● **Work to be completed**
From the records below, pull each line that has "MIGHT".

● **Data excerpts**

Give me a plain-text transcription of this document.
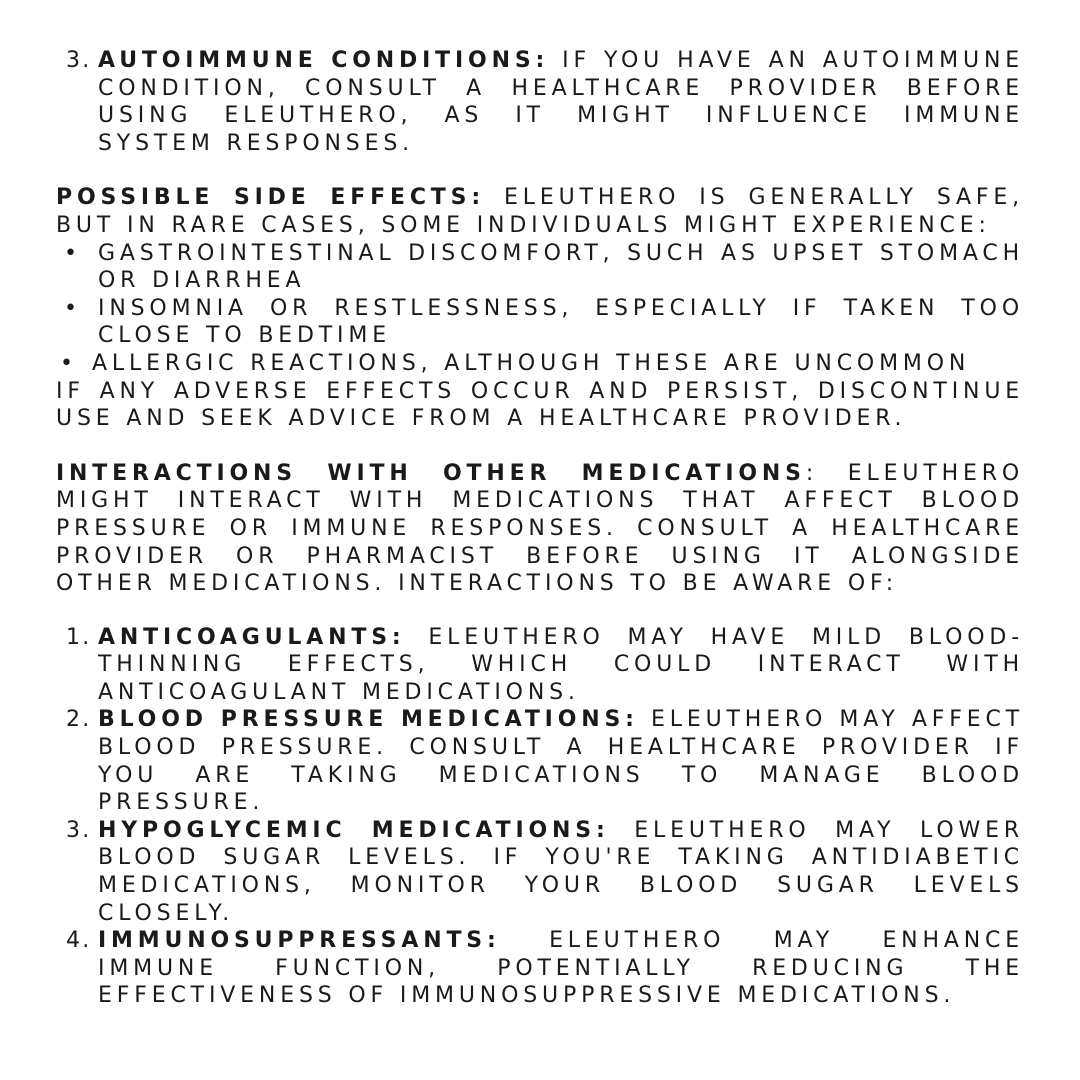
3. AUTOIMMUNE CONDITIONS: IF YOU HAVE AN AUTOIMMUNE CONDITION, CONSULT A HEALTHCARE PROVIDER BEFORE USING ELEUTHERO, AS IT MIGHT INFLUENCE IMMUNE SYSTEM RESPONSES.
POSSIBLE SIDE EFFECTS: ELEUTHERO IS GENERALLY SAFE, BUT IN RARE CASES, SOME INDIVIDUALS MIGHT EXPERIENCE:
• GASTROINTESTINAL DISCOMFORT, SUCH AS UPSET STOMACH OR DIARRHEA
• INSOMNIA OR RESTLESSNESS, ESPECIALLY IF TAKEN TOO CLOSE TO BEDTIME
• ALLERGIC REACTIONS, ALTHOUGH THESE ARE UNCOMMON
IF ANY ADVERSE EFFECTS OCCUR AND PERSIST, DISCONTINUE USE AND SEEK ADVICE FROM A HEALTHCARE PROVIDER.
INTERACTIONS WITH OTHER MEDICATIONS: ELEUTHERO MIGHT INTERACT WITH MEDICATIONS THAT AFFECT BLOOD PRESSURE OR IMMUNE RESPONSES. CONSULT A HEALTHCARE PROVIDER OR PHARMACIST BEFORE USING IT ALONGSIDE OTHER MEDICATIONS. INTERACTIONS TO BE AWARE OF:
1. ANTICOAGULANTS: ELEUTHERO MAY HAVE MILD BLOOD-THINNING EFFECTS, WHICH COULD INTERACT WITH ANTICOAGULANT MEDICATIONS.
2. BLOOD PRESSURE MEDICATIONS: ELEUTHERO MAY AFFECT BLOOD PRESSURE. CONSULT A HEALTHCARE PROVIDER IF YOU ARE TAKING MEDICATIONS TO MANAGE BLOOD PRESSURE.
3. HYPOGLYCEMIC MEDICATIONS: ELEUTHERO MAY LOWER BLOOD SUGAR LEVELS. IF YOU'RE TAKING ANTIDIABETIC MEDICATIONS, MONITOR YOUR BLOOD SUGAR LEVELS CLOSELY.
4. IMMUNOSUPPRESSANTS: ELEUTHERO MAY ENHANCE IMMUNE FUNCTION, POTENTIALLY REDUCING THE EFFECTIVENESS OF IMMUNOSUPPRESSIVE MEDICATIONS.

● **Written solution**
3. AUTOIMMUNE CONDITIONS: IF YOU HAVE AN AUTOIMMUNE CONDITION, CONSULT A HEALTHCARE PROVIDER BEFORE USING ELEUTHERO, AS IT MIGHT INFLUENCE IMMUNE SYSTEM RESPONSES.
POSSIBLE SIDE EFFECTS: ELEUTHERO IS GENERALLY SAFE, BUT IN RARE CASES, SOME INDIVIDUALS MIGHT EXPERIENCE:
INTERACTIONS WITH OTHER MEDICATIONS: ELEUTHERO MIGHT INTERACT WITH MEDICATIONS THAT AFFECT BLOOD PRESSURE OR IMMUNE RESPONSES. CONSULT A HEALTHCARE PROVIDER OR PHARMACIST BEFORE USING IT ALONGSIDE OTHER MEDICATIONS. INTERACTIONS TO BE AWARE OF:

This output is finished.